> [Dataset records]:
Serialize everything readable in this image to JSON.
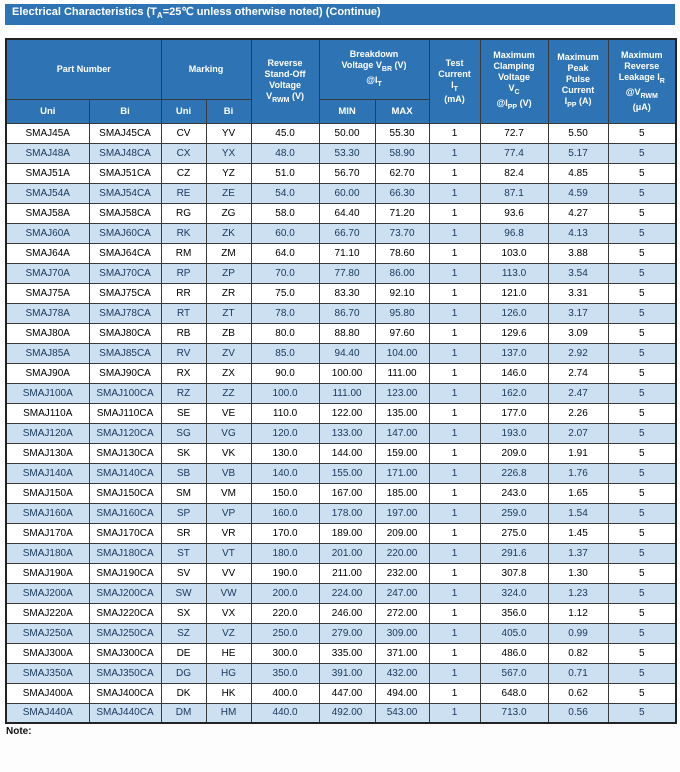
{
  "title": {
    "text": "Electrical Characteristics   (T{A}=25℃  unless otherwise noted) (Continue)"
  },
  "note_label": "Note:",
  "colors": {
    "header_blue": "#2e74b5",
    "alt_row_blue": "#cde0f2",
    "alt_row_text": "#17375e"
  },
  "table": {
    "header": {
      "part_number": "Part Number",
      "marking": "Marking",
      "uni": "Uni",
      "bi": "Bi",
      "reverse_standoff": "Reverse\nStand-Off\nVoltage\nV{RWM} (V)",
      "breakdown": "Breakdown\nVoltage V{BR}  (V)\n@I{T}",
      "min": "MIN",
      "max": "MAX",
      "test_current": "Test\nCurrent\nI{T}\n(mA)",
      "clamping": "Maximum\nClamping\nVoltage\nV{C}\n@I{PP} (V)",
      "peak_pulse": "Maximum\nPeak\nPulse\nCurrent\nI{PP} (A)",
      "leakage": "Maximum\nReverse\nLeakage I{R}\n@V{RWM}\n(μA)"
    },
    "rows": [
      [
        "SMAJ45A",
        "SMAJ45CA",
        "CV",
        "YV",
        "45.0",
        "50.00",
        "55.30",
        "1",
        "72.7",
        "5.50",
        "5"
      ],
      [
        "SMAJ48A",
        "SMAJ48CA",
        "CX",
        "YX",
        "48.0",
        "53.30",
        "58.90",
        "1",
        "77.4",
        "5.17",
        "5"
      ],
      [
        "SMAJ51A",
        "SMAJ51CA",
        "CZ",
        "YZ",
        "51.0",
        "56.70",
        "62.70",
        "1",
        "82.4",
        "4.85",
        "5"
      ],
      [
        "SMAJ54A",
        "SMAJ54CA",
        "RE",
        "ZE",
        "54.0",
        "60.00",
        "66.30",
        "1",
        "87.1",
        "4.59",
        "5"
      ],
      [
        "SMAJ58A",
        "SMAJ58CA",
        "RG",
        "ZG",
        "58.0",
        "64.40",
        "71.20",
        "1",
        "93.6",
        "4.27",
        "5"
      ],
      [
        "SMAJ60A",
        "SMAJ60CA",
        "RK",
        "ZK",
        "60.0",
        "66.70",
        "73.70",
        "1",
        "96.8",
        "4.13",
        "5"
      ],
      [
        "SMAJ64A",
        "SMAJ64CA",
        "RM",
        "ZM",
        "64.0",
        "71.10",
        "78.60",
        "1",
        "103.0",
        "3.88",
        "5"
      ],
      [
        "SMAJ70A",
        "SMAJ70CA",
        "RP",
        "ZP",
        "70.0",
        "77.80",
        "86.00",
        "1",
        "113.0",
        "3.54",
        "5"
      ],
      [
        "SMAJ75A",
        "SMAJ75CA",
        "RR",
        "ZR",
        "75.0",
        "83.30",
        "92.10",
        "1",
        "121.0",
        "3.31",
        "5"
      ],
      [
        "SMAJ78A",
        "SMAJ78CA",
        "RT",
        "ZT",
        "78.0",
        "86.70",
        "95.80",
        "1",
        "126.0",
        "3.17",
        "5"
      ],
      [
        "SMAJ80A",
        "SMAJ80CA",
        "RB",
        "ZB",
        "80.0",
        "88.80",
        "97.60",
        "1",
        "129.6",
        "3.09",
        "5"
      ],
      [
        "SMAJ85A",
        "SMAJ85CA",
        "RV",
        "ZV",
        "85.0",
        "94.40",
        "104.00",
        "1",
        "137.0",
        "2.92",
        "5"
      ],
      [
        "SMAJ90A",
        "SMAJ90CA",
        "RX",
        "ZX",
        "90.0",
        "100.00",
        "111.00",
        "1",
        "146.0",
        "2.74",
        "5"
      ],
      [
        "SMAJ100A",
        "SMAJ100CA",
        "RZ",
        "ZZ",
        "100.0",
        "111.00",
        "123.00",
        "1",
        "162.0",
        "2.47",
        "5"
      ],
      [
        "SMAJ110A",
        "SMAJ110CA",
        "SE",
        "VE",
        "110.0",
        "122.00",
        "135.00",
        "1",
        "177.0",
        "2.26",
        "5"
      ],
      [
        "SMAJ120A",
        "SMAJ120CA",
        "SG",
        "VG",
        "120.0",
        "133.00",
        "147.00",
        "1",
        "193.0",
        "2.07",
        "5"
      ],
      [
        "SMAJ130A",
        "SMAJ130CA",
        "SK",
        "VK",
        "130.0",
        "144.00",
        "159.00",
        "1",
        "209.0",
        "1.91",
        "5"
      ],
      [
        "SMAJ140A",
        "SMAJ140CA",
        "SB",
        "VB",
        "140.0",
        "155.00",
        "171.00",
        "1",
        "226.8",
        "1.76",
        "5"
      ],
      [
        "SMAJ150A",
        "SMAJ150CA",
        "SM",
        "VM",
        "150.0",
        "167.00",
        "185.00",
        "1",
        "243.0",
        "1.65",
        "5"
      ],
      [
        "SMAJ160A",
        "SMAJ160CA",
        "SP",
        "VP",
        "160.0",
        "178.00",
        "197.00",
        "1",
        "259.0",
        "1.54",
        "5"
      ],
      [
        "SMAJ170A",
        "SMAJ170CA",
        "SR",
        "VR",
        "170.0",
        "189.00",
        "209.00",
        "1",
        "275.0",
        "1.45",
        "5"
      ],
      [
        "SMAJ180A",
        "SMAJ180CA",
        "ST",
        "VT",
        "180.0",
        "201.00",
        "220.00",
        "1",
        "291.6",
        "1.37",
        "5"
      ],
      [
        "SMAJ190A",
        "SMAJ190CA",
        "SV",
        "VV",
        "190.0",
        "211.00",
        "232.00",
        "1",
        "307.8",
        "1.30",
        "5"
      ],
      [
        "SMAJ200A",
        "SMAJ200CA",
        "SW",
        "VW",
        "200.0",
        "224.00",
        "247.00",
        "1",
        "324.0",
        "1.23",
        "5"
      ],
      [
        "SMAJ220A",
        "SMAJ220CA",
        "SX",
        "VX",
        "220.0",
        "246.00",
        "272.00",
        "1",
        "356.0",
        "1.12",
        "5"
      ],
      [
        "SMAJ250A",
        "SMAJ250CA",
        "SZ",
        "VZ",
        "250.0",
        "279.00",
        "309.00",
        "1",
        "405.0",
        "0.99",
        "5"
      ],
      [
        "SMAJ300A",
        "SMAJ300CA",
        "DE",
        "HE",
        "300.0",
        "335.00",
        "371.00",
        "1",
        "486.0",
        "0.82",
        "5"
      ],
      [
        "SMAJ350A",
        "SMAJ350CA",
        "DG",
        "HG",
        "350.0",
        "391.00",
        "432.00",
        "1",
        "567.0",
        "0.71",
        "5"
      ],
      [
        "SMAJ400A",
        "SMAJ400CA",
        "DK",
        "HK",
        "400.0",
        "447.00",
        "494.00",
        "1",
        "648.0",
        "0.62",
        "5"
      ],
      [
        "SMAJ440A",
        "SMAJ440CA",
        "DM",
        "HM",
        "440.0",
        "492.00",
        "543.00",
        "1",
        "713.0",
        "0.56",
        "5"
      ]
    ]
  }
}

> [Your instructions]: From the listing above, report the number of lines containing the string "Maximum", without any accompanying remarks.

> [Problem solution]: 3